# start of EXERCISE MATERIALS

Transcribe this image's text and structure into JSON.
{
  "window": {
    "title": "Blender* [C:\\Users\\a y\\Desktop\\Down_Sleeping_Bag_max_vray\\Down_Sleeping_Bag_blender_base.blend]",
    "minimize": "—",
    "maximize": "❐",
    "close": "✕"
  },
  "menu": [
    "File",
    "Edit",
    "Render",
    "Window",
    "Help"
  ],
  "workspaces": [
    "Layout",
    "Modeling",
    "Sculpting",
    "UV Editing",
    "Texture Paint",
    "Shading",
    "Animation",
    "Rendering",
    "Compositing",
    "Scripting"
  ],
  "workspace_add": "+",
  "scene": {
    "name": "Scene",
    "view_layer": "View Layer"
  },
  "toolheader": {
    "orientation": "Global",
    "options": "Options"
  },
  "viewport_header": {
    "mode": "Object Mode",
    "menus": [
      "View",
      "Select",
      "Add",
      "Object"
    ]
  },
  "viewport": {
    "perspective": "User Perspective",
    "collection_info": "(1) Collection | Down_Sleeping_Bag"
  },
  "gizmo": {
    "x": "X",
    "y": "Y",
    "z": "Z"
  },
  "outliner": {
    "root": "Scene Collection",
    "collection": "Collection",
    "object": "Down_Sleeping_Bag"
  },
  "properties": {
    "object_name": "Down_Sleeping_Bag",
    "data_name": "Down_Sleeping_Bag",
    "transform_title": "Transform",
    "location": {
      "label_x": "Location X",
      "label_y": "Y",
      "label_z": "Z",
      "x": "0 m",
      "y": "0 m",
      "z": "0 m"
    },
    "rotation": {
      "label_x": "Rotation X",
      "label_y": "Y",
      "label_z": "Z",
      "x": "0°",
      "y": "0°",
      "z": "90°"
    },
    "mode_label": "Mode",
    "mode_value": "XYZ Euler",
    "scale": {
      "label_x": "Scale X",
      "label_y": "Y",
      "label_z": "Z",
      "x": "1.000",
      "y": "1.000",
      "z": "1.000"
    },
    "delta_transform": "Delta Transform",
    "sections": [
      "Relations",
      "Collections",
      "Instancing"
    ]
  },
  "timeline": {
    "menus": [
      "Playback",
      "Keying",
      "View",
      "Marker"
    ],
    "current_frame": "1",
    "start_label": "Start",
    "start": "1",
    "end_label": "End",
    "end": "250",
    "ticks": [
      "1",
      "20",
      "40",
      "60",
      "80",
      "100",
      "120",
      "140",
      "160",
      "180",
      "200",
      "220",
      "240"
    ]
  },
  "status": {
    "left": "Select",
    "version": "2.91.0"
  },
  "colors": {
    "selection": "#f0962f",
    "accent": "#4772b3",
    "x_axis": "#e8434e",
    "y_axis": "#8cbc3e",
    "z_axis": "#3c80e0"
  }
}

# end of EXERCISE MATERIALS

* AIM OF THE TASK *
In the listing above, how many lines hold the word "Transform"? Give the number and nothing more.

* EXERCISE SOLUTION *
2